» WHAT IS NEEDED:
Note how many lines in the entries contain the string "Difference", then give that number and nothing else.
== THE INPUT
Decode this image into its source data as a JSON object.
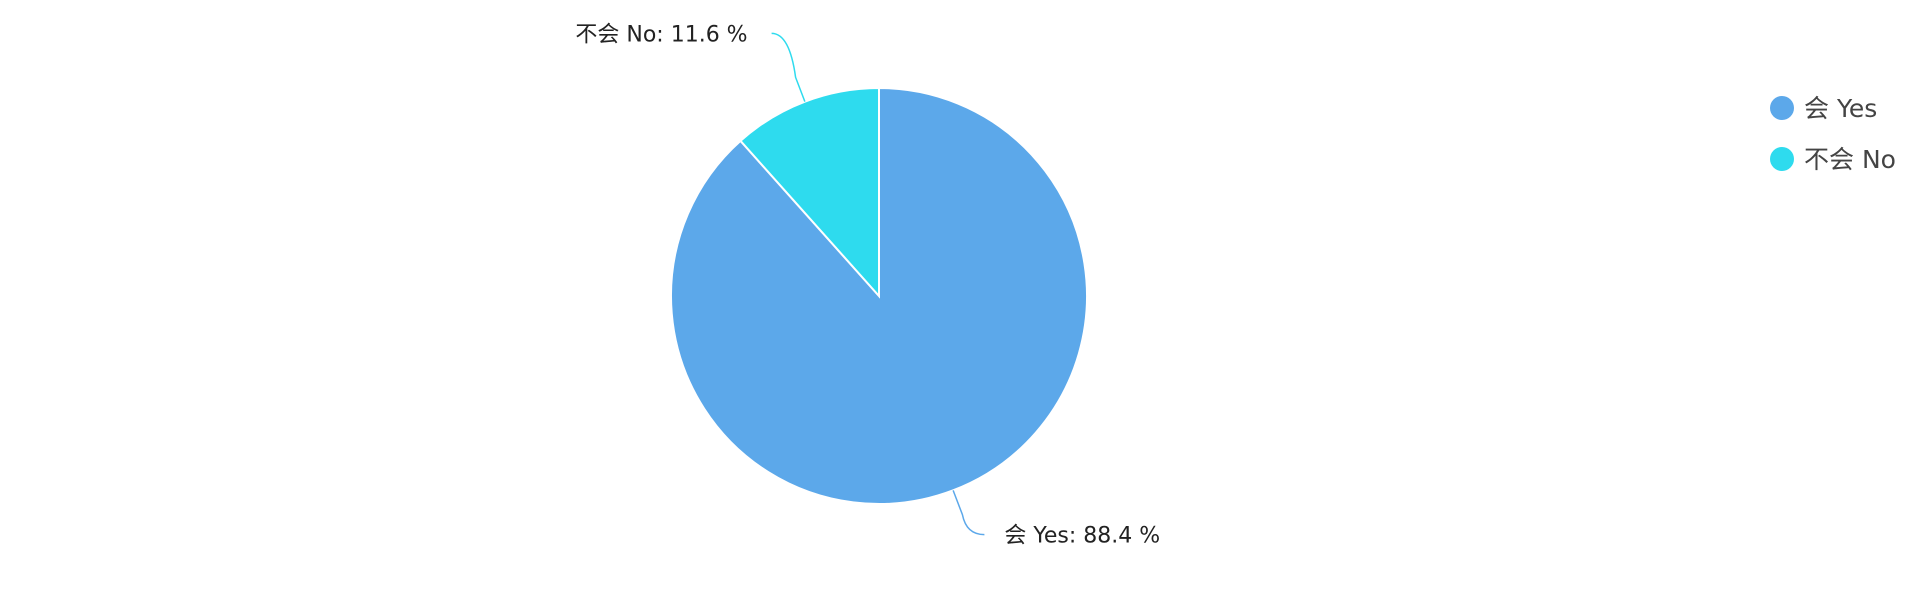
{
  "chart_data": {
    "type": "pie",
    "title": "",
    "slices": [
      {
        "name": "会 Yes",
        "value": 88.4,
        "label": "会 Yes: 88.4 %",
        "color": "#5CA8EA"
      },
      {
        "name": "不会 No",
        "value": 11.6,
        "label": "不会 No: 11.6 %",
        "color": "#2EDBEE"
      }
    ],
    "start_angle_deg": 0,
    "direction": "clockwise",
    "legend": {
      "position": "top-right",
      "items": [
        "会 Yes",
        "不会 No"
      ]
    }
  }
}
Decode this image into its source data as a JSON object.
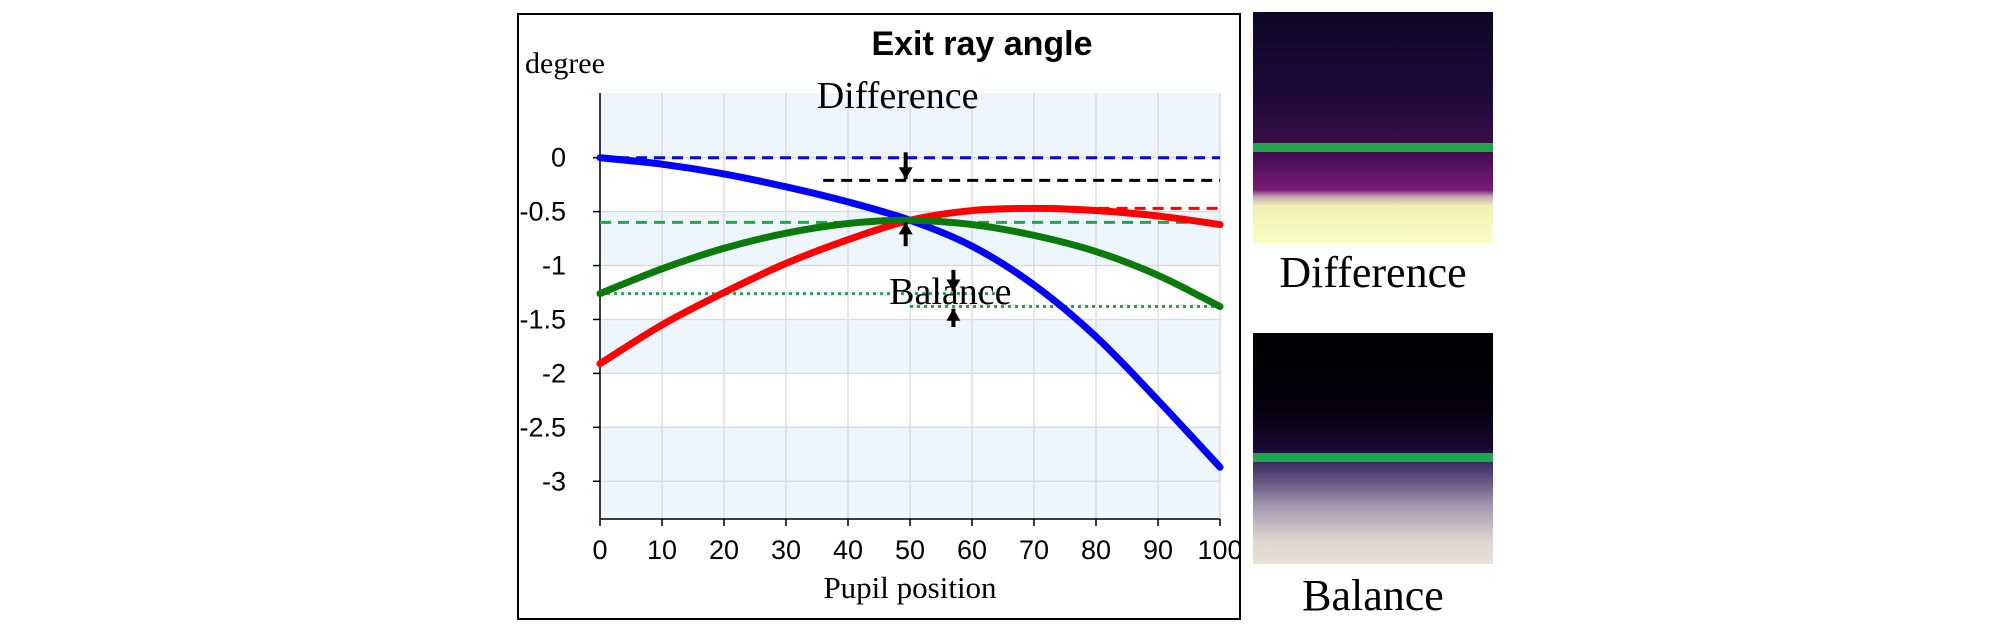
{
  "chart_data": {
    "type": "line",
    "title": "Exit ray angle",
    "ylabel": "degree",
    "xlabel": "Pupil position",
    "x_ticks": [
      0,
      10,
      20,
      30,
      40,
      50,
      60,
      70,
      80,
      90,
      100
    ],
    "y_ticks": [
      0,
      -0.5,
      -1,
      -1.5,
      -2,
      -2.5,
      -3
    ],
    "y_tick_labels": [
      "0",
      "-0.5",
      "-1",
      "-1.5",
      "-2",
      "-2.5",
      "-3"
    ],
    "xlim": [
      0,
      100
    ],
    "ylim": [
      -3.35,
      0.6
    ],
    "grid": true,
    "series": [
      {
        "color": "#0000ff",
        "x": [
          0,
          10,
          20,
          30,
          40,
          50,
          60,
          70,
          80,
          90,
          100
        ],
        "y": [
          0,
          -0.06,
          -0.15,
          -0.27,
          -0.41,
          -0.58,
          -0.82,
          -1.18,
          -1.66,
          -2.25,
          -2.87
        ]
      },
      {
        "color": "#ff0000",
        "x": [
          0,
          10,
          20,
          30,
          40,
          50,
          60,
          70,
          80,
          90,
          100
        ],
        "y": [
          -1.91,
          -1.55,
          -1.25,
          -0.98,
          -0.76,
          -0.58,
          -0.49,
          -0.47,
          -0.49,
          -0.54,
          -0.62
        ]
      },
      {
        "color": "#0a7a0a",
        "x": [
          0,
          10,
          20,
          30,
          40,
          50,
          60,
          70,
          80,
          90,
          100
        ],
        "y": [
          -1.26,
          -1.03,
          -0.84,
          -0.7,
          -0.61,
          -0.58,
          -0.62,
          -0.72,
          -0.87,
          -1.09,
          -1.38
        ]
      }
    ],
    "reference_lines": [
      {
        "color": "#0000ff",
        "style": "dashed",
        "y": 0.0,
        "x0": 0,
        "x1": 100
      },
      {
        "color": "#000000",
        "style": "dashed",
        "y": -0.21,
        "x0": 36,
        "x1": 100
      },
      {
        "color": "#ff0000",
        "style": "dashed",
        "y": -0.47,
        "x0": 63,
        "x1": 100
      },
      {
        "color": "#1fa64f",
        "style": "dashed",
        "y": -0.6,
        "x0": 0,
        "x1": 100
      },
      {
        "color": "#1fa64f",
        "style": "dotted",
        "y": -1.26,
        "x0": 0,
        "x1": 64
      },
      {
        "color": "#1fa64f",
        "style": "dotted",
        "y": -1.38,
        "x0": 50,
        "x1": 100
      }
    ],
    "annotations": [
      {
        "text": "Difference"
      },
      {
        "text": "Balance"
      }
    ]
  },
  "panels": [
    {
      "label": "Difference"
    },
    {
      "label": "Balance"
    }
  ]
}
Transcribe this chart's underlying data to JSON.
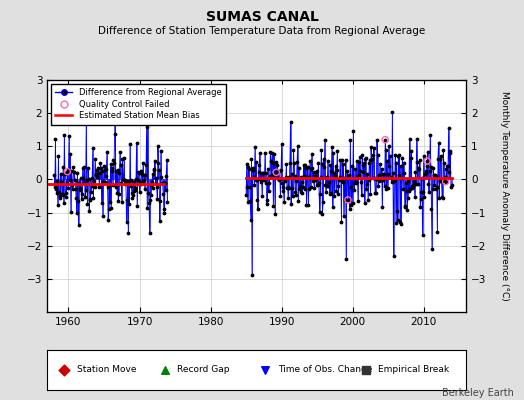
{
  "title": "SUMAS CANAL",
  "subtitle": "Difference of Station Temperature Data from Regional Average",
  "ylabel": "Monthly Temperature Anomaly Difference (°C)",
  "xlim": [
    1957,
    2016
  ],
  "ylim": [
    -4,
    3
  ],
  "yticks": [
    -3,
    -2,
    -1,
    0,
    1,
    2,
    3
  ],
  "xticks": [
    1960,
    1970,
    1980,
    1990,
    2000,
    2010
  ],
  "background_color": "#e0e0e0",
  "plot_bg_color": "#ffffff",
  "line_color": "#0000ff",
  "bias_color": "#ff0000",
  "qc_color": "#ff69b4",
  "marker_color": "#000000",
  "bias_segments": [
    {
      "x_start": 1957,
      "x_end": 1973.5,
      "bias": -0.15
    },
    {
      "x_start": 1985,
      "x_end": 2014,
      "bias": 0.05
    }
  ],
  "watermark": "Berkeley Earth",
  "random_seed": 42
}
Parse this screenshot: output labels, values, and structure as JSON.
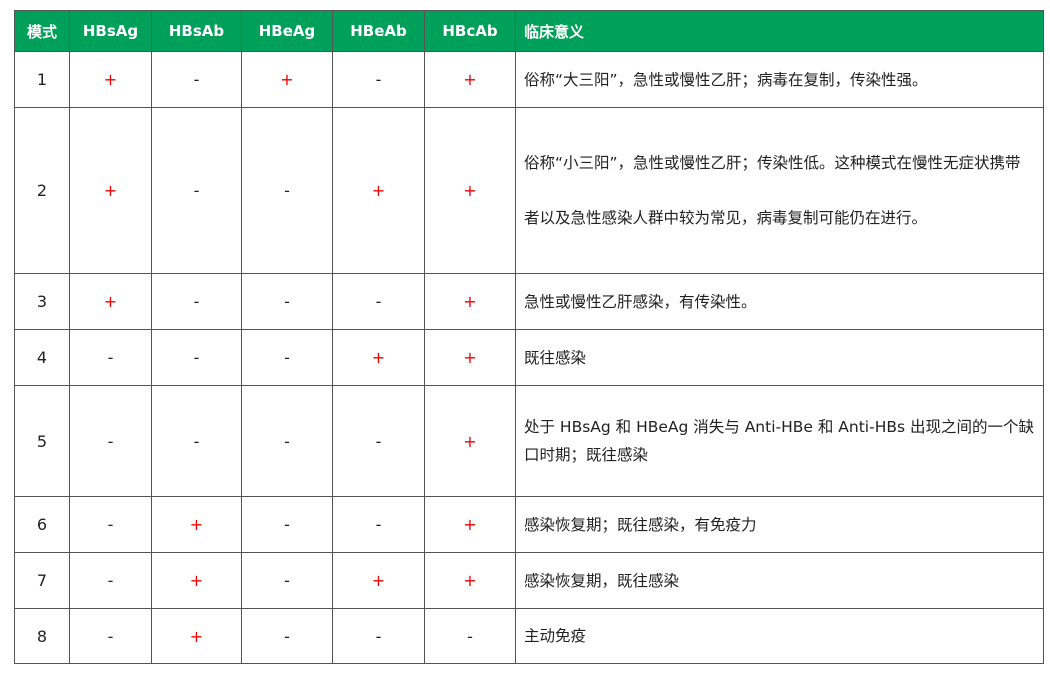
{
  "headers": [
    "模式",
    "HBsAg",
    "HBsAb",
    "HBeAg",
    "HBeAb",
    "HBcAb",
    "临床意义"
  ],
  "rows": [
    {
      "mode": "1",
      "v": [
        "+",
        "-",
        "+",
        "-",
        "+"
      ],
      "meaning": "俗称“大三阳”，急性或慢性乙肝；病毒在复制，传染性强。"
    },
    {
      "mode": "2",
      "v": [
        "+",
        "-",
        "-",
        "+",
        "+"
      ],
      "meaning": "俗称“小三阳”，急性或慢性乙肝；传染性低。这种模式在慢性无症状携带者以及急性感染人群中较为常见，病毒复制可能仍在进行。"
    },
    {
      "mode": "3",
      "v": [
        "+",
        "-",
        "-",
        "-",
        "+"
      ],
      "meaning": "急性或慢性乙肝感染，有传染性。"
    },
    {
      "mode": "4",
      "v": [
        "-",
        "-",
        "-",
        "+",
        "+"
      ],
      "meaning": "既往感染"
    },
    {
      "mode": "5",
      "v": [
        "-",
        "-",
        "-",
        "-",
        "+"
      ],
      "meaning": "处于 HBsAg 和 HBeAg 消失与 Anti-HBe 和 Anti-HBs 出现之间的一个缺口时期；既往感染"
    },
    {
      "mode": "6",
      "v": [
        "-",
        "+",
        "-",
        "-",
        "+"
      ],
      "meaning": "感染恢复期；既往感染，有免疫力"
    },
    {
      "mode": "7",
      "v": [
        "-",
        "+",
        "-",
        "+",
        "+"
      ],
      "meaning": "感染恢复期，既往感染"
    },
    {
      "mode": "8",
      "v": [
        "-",
        "+",
        "-",
        "-",
        "-"
      ],
      "meaning": "主动免疫"
    }
  ],
  "colors": {
    "header_bg": "#00a05a",
    "positive": "#e00000"
  }
}
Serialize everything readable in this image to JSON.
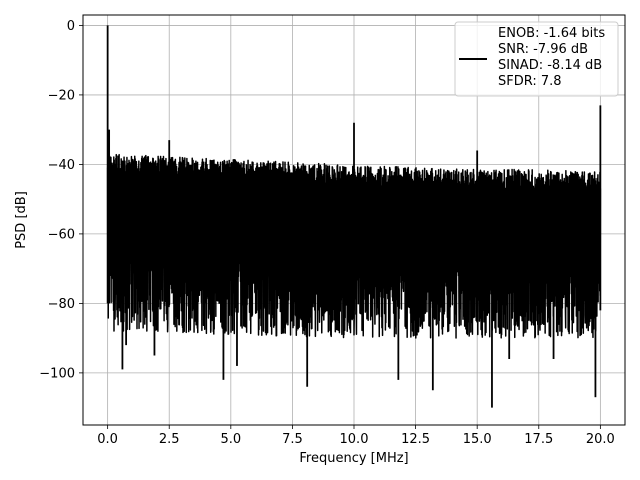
{
  "chart_data": {
    "type": "line",
    "xlabel": "Frequency [MHz]",
    "ylabel": "PSD [dB]",
    "xlim": [
      -1.0,
      21.0
    ],
    "ylim": [
      -115,
      3
    ],
    "xticks": [
      0.0,
      2.5,
      5.0,
      7.5,
      10.0,
      12.5,
      15.0,
      17.5,
      20.0
    ],
    "xtick_labels": [
      "0.0",
      "2.5",
      "5.0",
      "7.5",
      "10.0",
      "12.5",
      "15.0",
      "17.5",
      "20.0"
    ],
    "yticks": [
      0,
      -20,
      -40,
      -60,
      -80,
      -100
    ],
    "ytick_labels": [
      "0",
      "−20",
      "−40",
      "−60",
      "−80",
      "−100"
    ],
    "grid": true,
    "legend_position": "top-right",
    "series": [
      {
        "name": "ENOB: -1.64 bits\nSNR: -7.96 dB\nSINAD: -8.14 dB\nSFDR: 7.8",
        "color": "#000000",
        "noise_floor_upper": [
          [
            0.0,
            -37
          ],
          [
            2.0,
            -37.5
          ],
          [
            5.0,
            -38.5
          ],
          [
            8.0,
            -39.5
          ],
          [
            11.0,
            -40.5
          ],
          [
            14.0,
            -41.2
          ],
          [
            17.0,
            -41.5
          ],
          [
            20.0,
            -42
          ]
        ],
        "noise_floor_lower": [
          [
            0.0,
            -80
          ],
          [
            10.0,
            -82
          ],
          [
            20.0,
            -82
          ]
        ],
        "spikes": [
          {
            "x": 0.0,
            "y": 0
          },
          {
            "x": 0.06,
            "y": -30
          },
          {
            "x": 2.5,
            "y": -33
          },
          {
            "x": 10.0,
            "y": -28
          },
          {
            "x": 15.0,
            "y": -36
          },
          {
            "x": 20.0,
            "y": -23
          }
        ],
        "dips": [
          {
            "x": 0.6,
            "y": -99
          },
          {
            "x": 0.75,
            "y": -92
          },
          {
            "x": 1.9,
            "y": -95
          },
          {
            "x": 4.7,
            "y": -102
          },
          {
            "x": 5.25,
            "y": -98
          },
          {
            "x": 8.1,
            "y": -104
          },
          {
            "x": 11.8,
            "y": -102
          },
          {
            "x": 13.2,
            "y": -105
          },
          {
            "x": 15.6,
            "y": -110
          },
          {
            "x": 19.8,
            "y": -107
          },
          {
            "x": 16.3,
            "y": -96
          },
          {
            "x": 18.1,
            "y": -96
          }
        ]
      }
    ]
  }
}
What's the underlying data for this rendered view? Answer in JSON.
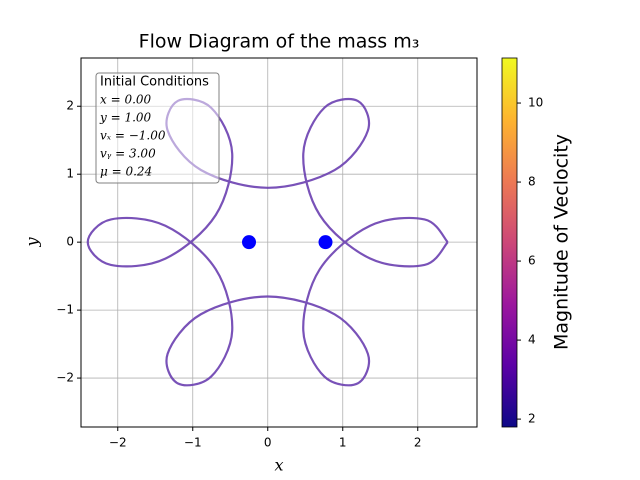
{
  "chart_data": {
    "type": "line",
    "title": "Flow Diagram of the mass m₃",
    "xlabel": "x",
    "ylabel": "y",
    "xlim": [
      -2.49,
      2.79
    ],
    "ylim": [
      -2.72,
      2.71
    ],
    "xticks": [
      {
        "value": -2,
        "label": "−2"
      },
      {
        "value": -1,
        "label": "−1"
      },
      0,
      1,
      2
    ],
    "yticks": [
      {
        "value": -2,
        "label": "−2"
      },
      {
        "value": -1,
        "label": "−1"
      },
      0,
      1,
      2
    ],
    "grid": true,
    "trajectory": {
      "color": "#6a3fb0",
      "x": [
        2.4,
        2.09,
        1.365,
        0.693,
        0.474,
        0.755,
        1.2,
        1.335,
        0.892,
        0.0,
        -0.891,
        -1.335,
        -1.2,
        -0.755,
        -0.474,
        -0.693,
        -1.365,
        -2.091,
        -2.4,
        -2.09,
        -1.365,
        -0.693,
        -0.474,
        -0.755,
        -1.2,
        -1.335,
        -0.892,
        0.0,
        0.891,
        1.335,
        1.2,
        0.755,
        0.474,
        0.693,
        1.365,
        2.091,
        2.4
      ],
      "y": [
        0.0,
        -0.335,
        -0.241,
        0.4,
        1.303,
        1.978,
        2.078,
        1.642,
        1.061,
        0.8,
        1.062,
        1.643,
        2.078,
        1.978,
        1.303,
        0.4,
        -0.242,
        -0.335,
        0.0,
        0.335,
        0.241,
        -0.4,
        -1.303,
        -1.978,
        -2.078,
        -1.642,
        -1.061,
        -0.8,
        -1.062,
        -1.643,
        -2.078,
        -1.978,
        -1.303,
        -0.4,
        0.242,
        0.335,
        0.0
      ]
    },
    "masses": {
      "color": "#0000ff",
      "x": [
        -0.25,
        0.77
      ],
      "y": [
        0,
        0
      ]
    },
    "annotations": [
      "Initial Conditions",
      "x = 0.00",
      "y = 1.00",
      "vₓ = −1.00",
      "vᵧ = 3.00",
      "μ = 0.24"
    ],
    "colorbar": {
      "label": "Magnitude of Veclocity",
      "lim": [
        1.8,
        11.14
      ],
      "ticks": [
        2,
        4,
        6,
        8,
        10
      ],
      "colors": [
        "#0d0887",
        "#5c01a6",
        "#9c179e",
        "#cc4778",
        "#ed7953",
        "#fdb42f",
        "#f0f921"
      ]
    }
  }
}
====
» SOLUTION TO THIS EXERCISE:
4